Requirement
Among the entries that follow, tally the lines with the string "user". Give no more than the number.
══════════
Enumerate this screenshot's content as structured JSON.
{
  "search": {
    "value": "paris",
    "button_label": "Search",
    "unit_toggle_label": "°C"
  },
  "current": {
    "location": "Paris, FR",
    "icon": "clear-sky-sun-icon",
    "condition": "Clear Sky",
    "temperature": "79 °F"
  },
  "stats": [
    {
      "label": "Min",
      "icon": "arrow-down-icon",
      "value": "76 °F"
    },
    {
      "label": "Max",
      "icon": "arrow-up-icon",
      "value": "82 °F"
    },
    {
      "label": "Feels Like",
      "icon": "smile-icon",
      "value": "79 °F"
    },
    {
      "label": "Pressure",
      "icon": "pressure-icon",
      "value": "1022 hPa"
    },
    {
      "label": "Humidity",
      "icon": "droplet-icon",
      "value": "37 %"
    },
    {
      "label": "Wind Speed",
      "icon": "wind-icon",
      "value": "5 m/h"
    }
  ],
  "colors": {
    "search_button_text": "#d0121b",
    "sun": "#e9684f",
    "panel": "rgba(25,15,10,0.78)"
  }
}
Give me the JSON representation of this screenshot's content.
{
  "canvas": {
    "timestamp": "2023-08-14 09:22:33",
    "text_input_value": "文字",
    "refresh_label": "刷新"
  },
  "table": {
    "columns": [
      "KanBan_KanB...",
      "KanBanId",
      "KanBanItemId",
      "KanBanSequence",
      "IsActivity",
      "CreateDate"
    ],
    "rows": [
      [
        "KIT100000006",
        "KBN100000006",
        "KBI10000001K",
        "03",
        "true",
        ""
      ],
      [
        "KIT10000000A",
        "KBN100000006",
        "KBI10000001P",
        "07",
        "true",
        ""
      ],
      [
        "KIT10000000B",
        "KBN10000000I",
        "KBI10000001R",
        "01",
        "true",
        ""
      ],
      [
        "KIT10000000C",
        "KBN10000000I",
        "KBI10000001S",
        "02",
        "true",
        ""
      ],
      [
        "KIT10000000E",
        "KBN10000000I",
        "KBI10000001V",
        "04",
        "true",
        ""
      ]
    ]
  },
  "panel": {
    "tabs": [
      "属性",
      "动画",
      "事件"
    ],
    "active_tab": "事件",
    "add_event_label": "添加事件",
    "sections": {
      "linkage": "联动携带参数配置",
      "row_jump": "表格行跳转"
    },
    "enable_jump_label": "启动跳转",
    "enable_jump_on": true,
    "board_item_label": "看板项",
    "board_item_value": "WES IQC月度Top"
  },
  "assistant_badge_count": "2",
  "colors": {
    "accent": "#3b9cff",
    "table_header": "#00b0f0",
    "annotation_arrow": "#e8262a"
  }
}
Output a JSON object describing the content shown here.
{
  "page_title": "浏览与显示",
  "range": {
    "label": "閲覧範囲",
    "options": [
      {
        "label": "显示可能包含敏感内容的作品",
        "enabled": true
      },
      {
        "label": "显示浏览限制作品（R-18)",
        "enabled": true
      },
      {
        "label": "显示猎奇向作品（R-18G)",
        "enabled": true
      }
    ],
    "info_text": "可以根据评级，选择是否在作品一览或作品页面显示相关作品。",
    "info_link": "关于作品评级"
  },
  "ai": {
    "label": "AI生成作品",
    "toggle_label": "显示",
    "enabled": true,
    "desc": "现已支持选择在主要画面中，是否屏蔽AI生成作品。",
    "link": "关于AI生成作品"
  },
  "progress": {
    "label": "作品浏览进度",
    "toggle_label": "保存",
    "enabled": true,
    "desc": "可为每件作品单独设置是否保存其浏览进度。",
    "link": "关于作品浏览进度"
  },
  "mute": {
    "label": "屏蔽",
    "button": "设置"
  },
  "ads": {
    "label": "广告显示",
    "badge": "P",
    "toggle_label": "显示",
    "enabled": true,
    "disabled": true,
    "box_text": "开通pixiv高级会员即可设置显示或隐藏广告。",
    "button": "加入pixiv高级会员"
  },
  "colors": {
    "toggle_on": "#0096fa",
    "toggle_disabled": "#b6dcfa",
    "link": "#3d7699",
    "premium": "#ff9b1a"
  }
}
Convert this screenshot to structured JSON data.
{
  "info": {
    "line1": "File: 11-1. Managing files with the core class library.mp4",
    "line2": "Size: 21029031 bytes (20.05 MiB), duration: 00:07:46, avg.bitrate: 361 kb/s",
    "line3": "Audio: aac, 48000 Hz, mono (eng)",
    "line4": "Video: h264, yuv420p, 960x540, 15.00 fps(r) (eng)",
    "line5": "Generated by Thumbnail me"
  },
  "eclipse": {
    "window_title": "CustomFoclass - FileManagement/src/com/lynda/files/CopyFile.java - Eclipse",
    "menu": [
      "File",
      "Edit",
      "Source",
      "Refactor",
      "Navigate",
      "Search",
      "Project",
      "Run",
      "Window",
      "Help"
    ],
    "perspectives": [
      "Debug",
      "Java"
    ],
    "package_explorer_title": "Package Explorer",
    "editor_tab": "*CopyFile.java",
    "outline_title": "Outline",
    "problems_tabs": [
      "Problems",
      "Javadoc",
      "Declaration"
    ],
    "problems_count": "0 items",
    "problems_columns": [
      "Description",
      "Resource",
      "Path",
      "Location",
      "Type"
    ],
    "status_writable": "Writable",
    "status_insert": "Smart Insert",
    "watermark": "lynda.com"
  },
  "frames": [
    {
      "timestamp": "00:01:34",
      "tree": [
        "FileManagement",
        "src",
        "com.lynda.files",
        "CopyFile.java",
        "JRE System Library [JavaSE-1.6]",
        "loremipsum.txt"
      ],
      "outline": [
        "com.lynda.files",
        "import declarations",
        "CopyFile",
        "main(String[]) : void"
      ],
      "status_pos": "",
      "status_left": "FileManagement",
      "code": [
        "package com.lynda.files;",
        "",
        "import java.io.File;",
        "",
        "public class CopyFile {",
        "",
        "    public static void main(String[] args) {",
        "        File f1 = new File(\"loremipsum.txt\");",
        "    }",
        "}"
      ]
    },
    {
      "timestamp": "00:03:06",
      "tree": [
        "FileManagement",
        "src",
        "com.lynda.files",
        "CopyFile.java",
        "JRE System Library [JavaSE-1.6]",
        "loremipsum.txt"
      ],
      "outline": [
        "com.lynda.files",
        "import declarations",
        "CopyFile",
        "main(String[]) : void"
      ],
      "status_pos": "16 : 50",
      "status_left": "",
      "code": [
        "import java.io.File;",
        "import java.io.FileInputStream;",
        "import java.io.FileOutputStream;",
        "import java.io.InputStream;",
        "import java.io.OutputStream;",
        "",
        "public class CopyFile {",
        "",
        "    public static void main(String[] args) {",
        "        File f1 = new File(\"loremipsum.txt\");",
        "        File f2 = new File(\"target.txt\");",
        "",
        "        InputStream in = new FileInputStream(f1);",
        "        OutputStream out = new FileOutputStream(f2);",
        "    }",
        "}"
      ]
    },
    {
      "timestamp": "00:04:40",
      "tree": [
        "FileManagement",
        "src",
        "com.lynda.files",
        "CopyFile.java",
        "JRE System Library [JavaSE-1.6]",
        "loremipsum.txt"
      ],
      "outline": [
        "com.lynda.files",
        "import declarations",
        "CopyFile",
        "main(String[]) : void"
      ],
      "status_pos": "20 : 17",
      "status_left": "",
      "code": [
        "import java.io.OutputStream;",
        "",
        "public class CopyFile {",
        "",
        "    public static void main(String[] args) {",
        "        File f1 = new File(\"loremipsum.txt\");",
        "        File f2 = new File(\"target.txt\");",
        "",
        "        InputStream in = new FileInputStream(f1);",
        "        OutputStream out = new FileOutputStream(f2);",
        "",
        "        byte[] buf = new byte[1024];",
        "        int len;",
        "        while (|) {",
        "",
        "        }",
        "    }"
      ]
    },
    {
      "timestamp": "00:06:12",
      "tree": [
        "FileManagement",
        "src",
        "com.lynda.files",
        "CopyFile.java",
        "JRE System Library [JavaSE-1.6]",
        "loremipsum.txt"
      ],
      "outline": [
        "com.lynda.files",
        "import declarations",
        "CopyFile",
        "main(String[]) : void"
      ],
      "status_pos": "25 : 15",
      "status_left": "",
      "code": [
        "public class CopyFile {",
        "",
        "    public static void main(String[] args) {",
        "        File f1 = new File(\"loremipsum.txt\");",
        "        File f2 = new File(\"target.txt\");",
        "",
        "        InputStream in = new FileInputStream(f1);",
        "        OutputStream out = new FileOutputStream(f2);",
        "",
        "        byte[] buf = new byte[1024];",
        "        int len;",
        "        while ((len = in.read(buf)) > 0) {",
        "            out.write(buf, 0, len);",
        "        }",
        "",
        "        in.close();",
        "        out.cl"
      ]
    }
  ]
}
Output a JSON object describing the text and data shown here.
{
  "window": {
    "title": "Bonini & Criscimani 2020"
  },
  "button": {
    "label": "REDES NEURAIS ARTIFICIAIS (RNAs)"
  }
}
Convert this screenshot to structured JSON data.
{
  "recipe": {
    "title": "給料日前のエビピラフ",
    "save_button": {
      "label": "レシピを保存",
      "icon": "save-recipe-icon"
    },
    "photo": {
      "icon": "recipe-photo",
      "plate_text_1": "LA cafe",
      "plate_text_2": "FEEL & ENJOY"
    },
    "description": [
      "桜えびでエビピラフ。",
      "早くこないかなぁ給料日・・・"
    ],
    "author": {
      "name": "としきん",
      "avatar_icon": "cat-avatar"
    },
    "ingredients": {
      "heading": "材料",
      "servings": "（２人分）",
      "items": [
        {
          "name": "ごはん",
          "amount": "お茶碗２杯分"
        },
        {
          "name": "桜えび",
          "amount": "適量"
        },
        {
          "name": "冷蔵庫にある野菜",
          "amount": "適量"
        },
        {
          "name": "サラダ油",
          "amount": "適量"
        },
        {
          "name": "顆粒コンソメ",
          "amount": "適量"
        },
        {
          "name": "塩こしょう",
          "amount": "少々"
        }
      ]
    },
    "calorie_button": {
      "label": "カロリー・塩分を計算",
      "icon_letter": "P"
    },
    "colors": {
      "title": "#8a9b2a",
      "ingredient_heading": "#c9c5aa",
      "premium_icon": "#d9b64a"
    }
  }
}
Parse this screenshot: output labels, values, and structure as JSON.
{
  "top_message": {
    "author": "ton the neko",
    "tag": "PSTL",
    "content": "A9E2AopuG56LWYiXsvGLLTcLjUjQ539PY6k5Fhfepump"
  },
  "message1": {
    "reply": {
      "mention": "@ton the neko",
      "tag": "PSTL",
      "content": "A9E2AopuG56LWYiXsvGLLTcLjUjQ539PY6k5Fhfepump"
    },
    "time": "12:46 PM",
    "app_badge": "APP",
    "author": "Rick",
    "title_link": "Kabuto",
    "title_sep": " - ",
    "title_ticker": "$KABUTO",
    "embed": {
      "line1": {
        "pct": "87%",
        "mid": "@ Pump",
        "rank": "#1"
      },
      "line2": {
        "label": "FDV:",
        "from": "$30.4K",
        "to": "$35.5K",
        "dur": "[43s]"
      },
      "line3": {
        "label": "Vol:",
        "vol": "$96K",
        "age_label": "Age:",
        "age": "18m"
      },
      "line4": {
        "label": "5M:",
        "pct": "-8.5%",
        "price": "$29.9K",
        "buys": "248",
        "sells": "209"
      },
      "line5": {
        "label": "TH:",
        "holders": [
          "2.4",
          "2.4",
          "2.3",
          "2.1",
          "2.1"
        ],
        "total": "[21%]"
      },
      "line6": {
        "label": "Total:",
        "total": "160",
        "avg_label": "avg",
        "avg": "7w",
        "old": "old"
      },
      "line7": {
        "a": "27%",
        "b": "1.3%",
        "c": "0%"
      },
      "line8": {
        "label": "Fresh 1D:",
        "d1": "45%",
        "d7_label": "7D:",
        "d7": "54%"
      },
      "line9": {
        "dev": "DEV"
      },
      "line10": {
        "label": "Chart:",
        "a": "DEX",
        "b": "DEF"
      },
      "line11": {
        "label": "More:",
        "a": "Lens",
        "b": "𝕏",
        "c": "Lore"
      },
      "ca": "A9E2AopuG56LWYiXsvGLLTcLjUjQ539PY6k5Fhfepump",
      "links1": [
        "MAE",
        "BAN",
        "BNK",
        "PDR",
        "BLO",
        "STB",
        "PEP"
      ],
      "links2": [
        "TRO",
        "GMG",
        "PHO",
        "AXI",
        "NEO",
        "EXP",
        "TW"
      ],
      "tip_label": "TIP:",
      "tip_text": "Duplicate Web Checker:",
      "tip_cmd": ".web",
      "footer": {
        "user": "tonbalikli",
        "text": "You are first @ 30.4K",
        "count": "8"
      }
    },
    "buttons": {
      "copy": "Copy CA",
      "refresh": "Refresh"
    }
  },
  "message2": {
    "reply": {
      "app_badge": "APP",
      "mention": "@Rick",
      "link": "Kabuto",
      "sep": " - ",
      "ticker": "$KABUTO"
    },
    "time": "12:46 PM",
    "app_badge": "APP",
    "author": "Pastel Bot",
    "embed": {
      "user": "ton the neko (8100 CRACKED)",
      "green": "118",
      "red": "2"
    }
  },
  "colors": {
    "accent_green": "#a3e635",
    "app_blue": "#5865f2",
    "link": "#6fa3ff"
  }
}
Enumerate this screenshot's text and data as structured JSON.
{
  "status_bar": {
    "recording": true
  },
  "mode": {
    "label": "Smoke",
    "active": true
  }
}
══════════
Complete answer
2